§ **SOURCE TEXT**:
Dayton finished the regular season with four straight wins after a furious second-half comeback against Saint Louis Tuesday and a Friday night win at Virginia Commonwealth.

The Flyers and I escaped with our lives at VCU. Dayton almost coughed away an 8-point lead with less than a minute to go, and I left my jugular exposed to an arena full of black and yellow as I shouted at VCU’s Joe Bamisile to miss a free throw. He did.


I don’t want to take credit for the Flyers’ win, but I certainly won’t shy away from it if it comes. 

Dayton’s win clinched the 3-seed in the Atlantic 10 Tournament, which means the Flyers would not face the 1-seed VCU again until a potential A-10 Championship game. Dayton is 0-4 all-time against VCU in the conference tournament.


Of course, the Flyers would have defeated the Rams in 2020 should they have met in the tournament. And then Dayton would have run the table and won it all. And a national championship would have attracted all the five-star recruits. And then I’d have nothing to complain about. 


But as it is, the Flyers are still searching for their first A-10 Tournament championship since 2003 when they beat something called “Temple.”


That reminds me, I need to pray for three more wins. And if they get those, six more. But I’ll never stop complaining about 2020. 


3/2/2025

The itsy-bitsy Spiders (10-20) went up to UD Arena. Down came no rain, though, and the Flyers’ shooting dried up (21-for-60) so that’s where my poetic analogy ends.


Dayton let Richmond hang around in an absolute gutter of a basketball game Saturday afternoon. They did finally let the Spiders out in double overtime with more of a trickle at the free throw line than an offensive downpour. That the Flyers required clutch shots and any extra time to beat one of the A-10’s worst teams is a travesty to Dayton basketball and poets everywhere. 


I’ll give the Flyers the benefit of the doubt. It’s March! So maybe Jaiun Simon let Richmond take the lead so easily in the final seconds of overtime just so Nate Santos could provide a game-tying buzzer beater for the home fans. But if the Flyers were inspired by the calendar month, let’s hope the rest of March inspires them to score more than 48 points in regulation. 

Dayton’s last two regular season games feature its bitterest rivals—Saint Louis and VCU—matchups that carried more emotional weight when the A-10 was a multi-bid league. 

But no matter how disappointing this A-10 season, I’ll never take for granted a chance to beat the urine-stained Rams on their high school gym of a home floor.


2/23/2025

The 2025 Dayton Flyers have a fascinating talent: the unique ability to wrench their fans’ guts multiple times on a single night. 


Friday, I abandoned hope when the Flyers found themselves down 12 midway through a feckless second half. I only allowed myself to feel human feelings again once they tore back to within two points of Loyola Chicago and seemed to have all the momentum in the closing minutes.

§ **INFORMATION PROVIDED**:
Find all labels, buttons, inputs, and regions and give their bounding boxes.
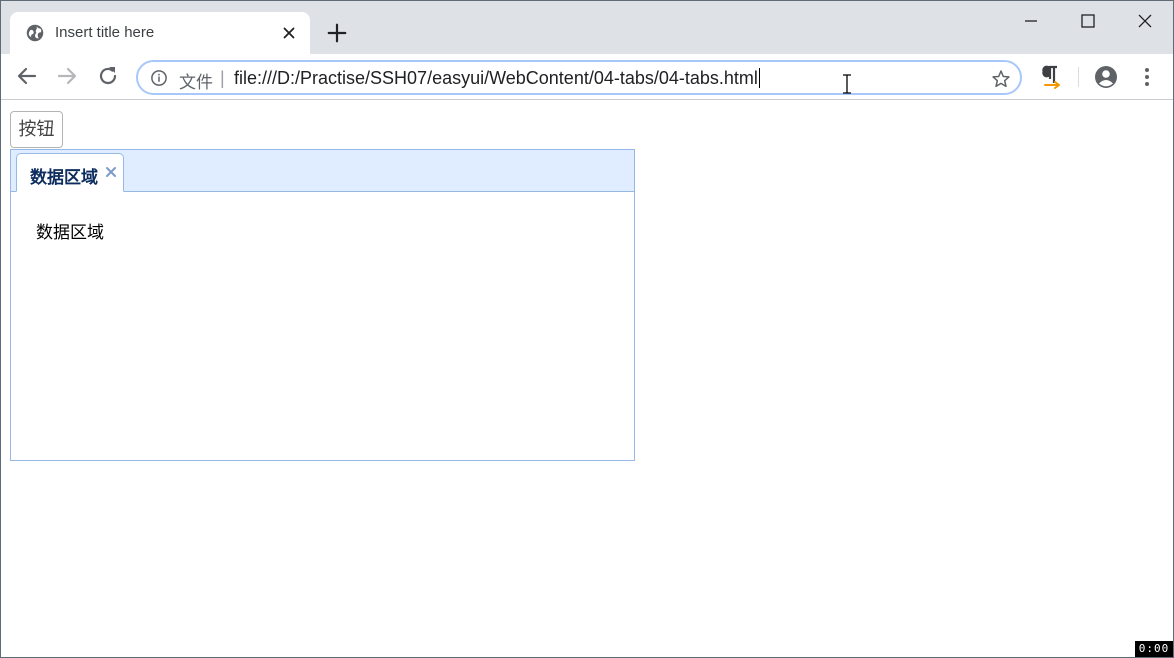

§ **STATED GOAL A**:
Translate this sentence from the Dayton basketball column into Spanish: "I don’t want to take credit for the Flyers’ win, but I certainly won’t shy away from it if it comes."
§ **STATED GOAL B**:
Rewrite everything in the Dayton basketball column from "Dayton finished the" down to "throw. He did.", with "throat" in place of "jugular".

§ **EXPECTED OUTPUT A**:
No quiero atribuirme el mérito de la victoria de los Flyers, pero ciertamente no lo rechazaré si llega.

§ **EXPECTED OUTPUT B**:
Dayton finished the regular season with four straight wins after a furious second-half comeback against Saint Louis Tuesday and a Friday night win at Virginia Commonwealth.

The Flyers and I escaped with our lives at VCU. Dayton almost coughed away an 8-point lead with less than a minute to go, and I left my throat exposed to an arena full of black and yellow as I shouted at VCU’s Joe Bamisile to miss a free throw. He did.